TASK GOAL: Each record below must be returned exactly as shown.

RAW RECORDS:
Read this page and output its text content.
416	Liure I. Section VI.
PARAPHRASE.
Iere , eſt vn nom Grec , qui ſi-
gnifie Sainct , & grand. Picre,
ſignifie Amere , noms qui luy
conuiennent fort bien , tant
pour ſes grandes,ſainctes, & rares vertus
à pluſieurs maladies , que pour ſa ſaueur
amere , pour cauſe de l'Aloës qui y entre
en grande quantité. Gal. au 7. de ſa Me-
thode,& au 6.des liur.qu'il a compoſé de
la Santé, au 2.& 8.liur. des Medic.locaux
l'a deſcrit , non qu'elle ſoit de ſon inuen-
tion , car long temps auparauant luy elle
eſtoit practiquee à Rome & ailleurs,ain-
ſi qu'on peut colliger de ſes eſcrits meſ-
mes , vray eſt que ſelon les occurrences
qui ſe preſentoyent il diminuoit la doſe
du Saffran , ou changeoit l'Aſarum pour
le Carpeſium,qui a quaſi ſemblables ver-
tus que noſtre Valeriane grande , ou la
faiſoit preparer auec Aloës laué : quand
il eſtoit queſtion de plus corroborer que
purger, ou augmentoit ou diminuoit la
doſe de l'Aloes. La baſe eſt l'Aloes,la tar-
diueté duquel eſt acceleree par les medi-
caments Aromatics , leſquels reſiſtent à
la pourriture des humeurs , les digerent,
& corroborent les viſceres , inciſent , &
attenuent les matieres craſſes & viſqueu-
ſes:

SOLUTION TO THIS TASK:
Read this page and output its text content.
416	Liure I. Section VI.
PARAPHRASE.
Iere , eſt vn nom Grec , qui ſi-
gnifie Sainct , & grand. Picre,
ſignifie Amere , noms qui luy
conuiennent fort bien , tant
pour ſes grandes,ſainctes, & rares vertus
à pluſieurs maladies , que pour ſa ſaueur
amere , pour cauſe de l'Aloës qui y entre
en grande quantité. Gal. au 7. de ſa Me-
thode,& au 6.des liur.qu'il a compoſé de
la Santé, au 2.& 8.liur. des Medic.locaux
l'a deſcrit , non qu'elle ſoit de ſon inuen-
tion , car long temps auparauant luy elle
eſtoit practiquee à Rome & ailleurs,ain-
ſi qu'on peut colliger de ſes eſcrits meſ-
mes , vray eſt que ſelon les occurrences
qui ſe preſentoyent il diminuoit la doſe
du Saffran , ou changeoit l'Aſarum pour
le Carpeſium,qui a quaſi ſemblables ver-
tus que noſtre Valeriane grande , ou la
faiſoit preparer auec Aloës laué : quand
il eſtoit queſtion de plus corroborer que
purger, ou augmentoit ou diminuoit la
doſe de l'Aloes. La baſe eſt l'Aloes,la tar-
diueté duquel eſt acceleree par les medi-
caments Aromatics , leſquels reſiſtent à
la pourriture des humeurs , les digerent,
& corroborent les viſceres , inciſent , &
attenuent les matieres craſſes & viſqueu-
ſes:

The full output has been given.